EXERCISE OBJECTIVE.
Each entry below is to be transcribed exactly.

MATERIAL PROVIDED.
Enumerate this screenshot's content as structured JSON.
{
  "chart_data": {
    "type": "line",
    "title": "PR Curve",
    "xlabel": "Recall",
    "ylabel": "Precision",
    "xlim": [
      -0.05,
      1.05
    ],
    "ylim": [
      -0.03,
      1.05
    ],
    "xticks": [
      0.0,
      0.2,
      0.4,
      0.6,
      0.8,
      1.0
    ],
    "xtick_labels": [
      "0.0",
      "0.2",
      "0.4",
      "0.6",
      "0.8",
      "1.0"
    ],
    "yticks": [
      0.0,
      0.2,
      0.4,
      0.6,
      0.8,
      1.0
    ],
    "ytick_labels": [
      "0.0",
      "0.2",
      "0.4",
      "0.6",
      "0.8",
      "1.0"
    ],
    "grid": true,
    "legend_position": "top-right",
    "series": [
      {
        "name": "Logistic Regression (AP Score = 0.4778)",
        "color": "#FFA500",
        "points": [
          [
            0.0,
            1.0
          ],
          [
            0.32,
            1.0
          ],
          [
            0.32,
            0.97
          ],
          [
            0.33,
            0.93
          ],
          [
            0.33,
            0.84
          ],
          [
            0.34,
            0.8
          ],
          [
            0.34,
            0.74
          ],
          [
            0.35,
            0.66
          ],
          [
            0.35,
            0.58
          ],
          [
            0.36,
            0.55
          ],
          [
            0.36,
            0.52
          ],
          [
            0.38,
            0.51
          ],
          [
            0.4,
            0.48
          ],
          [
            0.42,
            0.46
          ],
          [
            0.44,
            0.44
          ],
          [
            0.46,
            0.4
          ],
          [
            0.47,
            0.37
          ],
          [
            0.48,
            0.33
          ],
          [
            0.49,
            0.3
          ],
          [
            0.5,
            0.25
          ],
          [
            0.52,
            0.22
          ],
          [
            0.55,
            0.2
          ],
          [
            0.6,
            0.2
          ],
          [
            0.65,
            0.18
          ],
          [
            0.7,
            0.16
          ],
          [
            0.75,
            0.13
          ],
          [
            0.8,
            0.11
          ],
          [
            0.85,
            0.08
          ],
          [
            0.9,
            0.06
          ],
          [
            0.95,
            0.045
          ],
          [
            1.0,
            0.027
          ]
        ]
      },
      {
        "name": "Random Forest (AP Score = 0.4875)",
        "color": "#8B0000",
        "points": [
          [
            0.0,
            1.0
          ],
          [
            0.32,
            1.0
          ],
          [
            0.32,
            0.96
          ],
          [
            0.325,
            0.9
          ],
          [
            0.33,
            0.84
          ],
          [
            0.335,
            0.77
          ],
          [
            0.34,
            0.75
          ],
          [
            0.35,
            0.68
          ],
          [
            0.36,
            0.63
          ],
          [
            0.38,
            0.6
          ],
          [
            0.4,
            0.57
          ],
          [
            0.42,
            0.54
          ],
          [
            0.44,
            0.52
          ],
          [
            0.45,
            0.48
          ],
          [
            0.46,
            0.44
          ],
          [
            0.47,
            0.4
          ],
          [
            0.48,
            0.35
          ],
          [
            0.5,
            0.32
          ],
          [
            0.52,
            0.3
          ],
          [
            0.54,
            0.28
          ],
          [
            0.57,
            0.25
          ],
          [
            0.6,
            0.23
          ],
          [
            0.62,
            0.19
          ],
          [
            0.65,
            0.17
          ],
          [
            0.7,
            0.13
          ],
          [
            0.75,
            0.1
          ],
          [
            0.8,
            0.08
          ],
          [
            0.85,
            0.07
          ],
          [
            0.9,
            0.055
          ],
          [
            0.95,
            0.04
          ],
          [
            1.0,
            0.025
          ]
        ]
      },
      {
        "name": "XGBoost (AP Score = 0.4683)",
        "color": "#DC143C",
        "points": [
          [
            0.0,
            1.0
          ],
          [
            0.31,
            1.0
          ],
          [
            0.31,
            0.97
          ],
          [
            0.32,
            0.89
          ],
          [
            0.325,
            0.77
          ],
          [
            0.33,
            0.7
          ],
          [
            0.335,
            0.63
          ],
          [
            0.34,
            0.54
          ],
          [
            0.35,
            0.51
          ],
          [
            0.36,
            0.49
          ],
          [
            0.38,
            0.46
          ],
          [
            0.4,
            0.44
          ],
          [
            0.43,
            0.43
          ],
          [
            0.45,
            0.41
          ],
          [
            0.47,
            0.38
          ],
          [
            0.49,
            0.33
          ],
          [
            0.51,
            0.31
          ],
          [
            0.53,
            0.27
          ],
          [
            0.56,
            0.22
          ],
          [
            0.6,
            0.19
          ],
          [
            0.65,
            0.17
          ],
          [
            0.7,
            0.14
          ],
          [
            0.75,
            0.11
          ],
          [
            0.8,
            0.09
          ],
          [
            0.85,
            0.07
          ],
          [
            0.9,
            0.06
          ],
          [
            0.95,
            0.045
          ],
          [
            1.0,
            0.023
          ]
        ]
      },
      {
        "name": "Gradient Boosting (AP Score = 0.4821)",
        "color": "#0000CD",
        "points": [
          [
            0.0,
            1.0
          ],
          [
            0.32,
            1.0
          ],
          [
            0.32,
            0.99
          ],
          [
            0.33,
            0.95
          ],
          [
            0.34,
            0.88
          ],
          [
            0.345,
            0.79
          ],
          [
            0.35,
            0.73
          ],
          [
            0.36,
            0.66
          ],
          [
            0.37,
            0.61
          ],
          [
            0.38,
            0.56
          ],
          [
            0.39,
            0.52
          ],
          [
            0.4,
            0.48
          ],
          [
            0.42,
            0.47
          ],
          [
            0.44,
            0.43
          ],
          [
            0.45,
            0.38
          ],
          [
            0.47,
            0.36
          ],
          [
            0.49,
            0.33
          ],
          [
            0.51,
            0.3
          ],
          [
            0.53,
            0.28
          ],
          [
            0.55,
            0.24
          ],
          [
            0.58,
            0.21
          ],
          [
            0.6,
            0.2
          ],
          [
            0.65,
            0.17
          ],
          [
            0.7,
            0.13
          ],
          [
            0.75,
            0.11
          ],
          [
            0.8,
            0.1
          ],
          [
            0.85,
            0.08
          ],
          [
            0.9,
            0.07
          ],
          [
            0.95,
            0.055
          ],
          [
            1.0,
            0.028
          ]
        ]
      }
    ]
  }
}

THE OUTPUT.
Enumerate this screenshot's content as structured JSON.
{
  "chart_data": {
    "type": "line",
    "title": "PR Curve",
    "xlabel": "Recall",
    "ylabel": "Precision",
    "xlim": [
      -0.05,
      1.05
    ],
    "ylim": [
      -0.03,
      1.05
    ],
    "xticks": [
      0.0,
      0.2,
      0.4,
      0.6,
      0.8,
      1.0
    ],
    "xtick_labels": [
      "0.0",
      "0.2",
      "0.4",
      "0.6",
      "0.8",
      "1.0"
    ],
    "yticks": [
      0.0,
      0.2,
      0.4,
      0.6,
      0.8,
      1.0
    ],
    "ytick_labels": [
      "0.0",
      "0.2",
      "0.4",
      "0.6",
      "0.8",
      "1.0"
    ],
    "grid": true,
    "legend_position": "top-right",
    "series": [
      {
        "name": "Logistic Regression (AP Score = 0.4778)",
        "color": "#FFA500",
        "points": [
          [
            0.0,
            1.0
          ],
          [
            0.32,
            1.0
          ],
          [
            0.32,
            0.97
          ],
          [
            0.33,
            0.93
          ],
          [
            0.33,
            0.84
          ],
          [
            0.34,
            0.8
          ],
          [
            0.34,
            0.74
          ],
          [
            0.35,
            0.66
          ],
          [
            0.35,
            0.58
          ],
          [
            0.36,
            0.55
          ],
          [
            0.36,
            0.52
          ],
          [
            0.38,
            0.51
          ],
          [
            0.4,
            0.48
          ],
          [
            0.42,
            0.46
          ],
          [
            0.44,
            0.44
          ],
          [
            0.46,
            0.4
          ],
          [
            0.47,
            0.37
          ],
          [
            0.48,
            0.33
          ],
          [
            0.49,
            0.3
          ],
          [
            0.5,
            0.25
          ],
          [
            0.52,
            0.22
          ],
          [
            0.55,
            0.2
          ],
          [
            0.6,
            0.2
          ],
          [
            0.65,
            0.18
          ],
          [
            0.7,
            0.16
          ],
          [
            0.75,
            0.13
          ],
          [
            0.8,
            0.11
          ],
          [
            0.85,
            0.08
          ],
          [
            0.9,
            0.06
          ],
          [
            0.95,
            0.045
          ],
          [
            1.0,
            0.027
          ]
        ]
      },
      {
        "name": "Random Forest (AP Score = 0.4875)",
        "color": "#8B0000",
        "points": [
          [
            0.0,
            1.0
          ],
          [
            0.32,
            1.0
          ],
          [
            0.32,
            0.96
          ],
          [
            0.325,
            0.9
          ],
          [
            0.33,
            0.84
          ],
          [
            0.335,
            0.77
          ],
          [
            0.34,
            0.75
          ],
          [
            0.35,
            0.68
          ],
          [
            0.36,
            0.63
          ],
          [
            0.38,
            0.6
          ],
          [
            0.4,
            0.57
          ],
          [
            0.42,
            0.54
          ],
          [
            0.44,
            0.52
          ],
          [
            0.45,
            0.48
          ],
          [
            0.46,
            0.44
          ],
          [
            0.47,
            0.4
          ],
          [
            0.48,
            0.35
          ],
          [
            0.5,
            0.32
          ],
          [
            0.52,
            0.3
          ],
          [
            0.54,
            0.28
          ],
          [
            0.57,
            0.25
          ],
          [
            0.6,
            0.23
          ],
          [
            0.62,
            0.19
          ],
          [
            0.65,
            0.17
          ],
          [
            0.7,
            0.13
          ],
          [
            0.75,
            0.1
          ],
          [
            0.8,
            0.08
          ],
          [
            0.85,
            0.07
          ],
          [
            0.9,
            0.055
          ],
          [
            0.95,
            0.04
          ],
          [
            1.0,
            0.025
          ]
        ]
      },
      {
        "name": "XGBoost (AP Score = 0.4683)",
        "color": "#DC143C",
        "points": [
          [
            0.0,
            1.0
          ],
          [
            0.31,
            1.0
          ],
          [
            0.31,
            0.97
          ],
          [
            0.32,
            0.89
          ],
          [
            0.325,
            0.77
          ],
          [
            0.33,
            0.7
          ],
          [
            0.335,
            0.63
          ],
          [
            0.34,
            0.54
          ],
          [
            0.35,
            0.51
          ],
          [
            0.36,
            0.49
          ],
          [
            0.38,
            0.46
          ],
          [
            0.4,
            0.44
          ],
          [
            0.43,
            0.43
          ],
          [
            0.45,
            0.41
          ],
          [
            0.47,
            0.38
          ],
          [
            0.49,
            0.33
          ],
          [
            0.51,
            0.31
          ],
          [
            0.53,
            0.27
          ],
          [
            0.56,
            0.22
          ],
          [
            0.6,
            0.19
          ],
          [
            0.65,
            0.17
          ],
          [
            0.7,
            0.14
          ],
          [
            0.75,
            0.11
          ],
          [
            0.8,
            0.09
          ],
          [
            0.85,
            0.07
          ],
          [
            0.9,
            0.06
          ],
          [
            0.95,
            0.045
          ],
          [
            1.0,
            0.023
          ]
        ]
      },
      {
        "name": "Gradient Boosting (AP Score = 0.4821)",
        "color": "#0000CD",
        "points": [
          [
            0.0,
            1.0
          ],
          [
            0.32,
            1.0
          ],
          [
            0.32,
            0.99
          ],
          [
            0.33,
            0.95
          ],
          [
            0.34,
            0.88
          ],
          [
            0.345,
            0.79
          ],
          [
            0.35,
            0.73
          ],
          [
            0.36,
            0.66
          ],
          [
            0.37,
            0.61
          ],
          [
            0.38,
            0.56
          ],
          [
            0.39,
            0.52
          ],
          [
            0.4,
            0.48
          ],
          [
            0.42,
            0.47
          ],
          [
            0.44,
            0.43
          ],
          [
            0.45,
            0.38
          ],
          [
            0.47,
            0.36
          ],
          [
            0.49,
            0.33
          ],
          [
            0.51,
            0.3
          ],
          [
            0.53,
            0.28
          ],
          [
            0.55,
            0.24
          ],
          [
            0.58,
            0.21
          ],
          [
            0.6,
            0.2
          ],
          [
            0.65,
            0.17
          ],
          [
            0.7,
            0.13
          ],
          [
            0.75,
            0.11
          ],
          [
            0.8,
            0.1
          ],
          [
            0.85,
            0.08
          ],
          [
            0.9,
            0.07
          ],
          [
            0.95,
            0.055
          ],
          [
            1.0,
            0.028
          ]
        ]
      }
    ]
  }
}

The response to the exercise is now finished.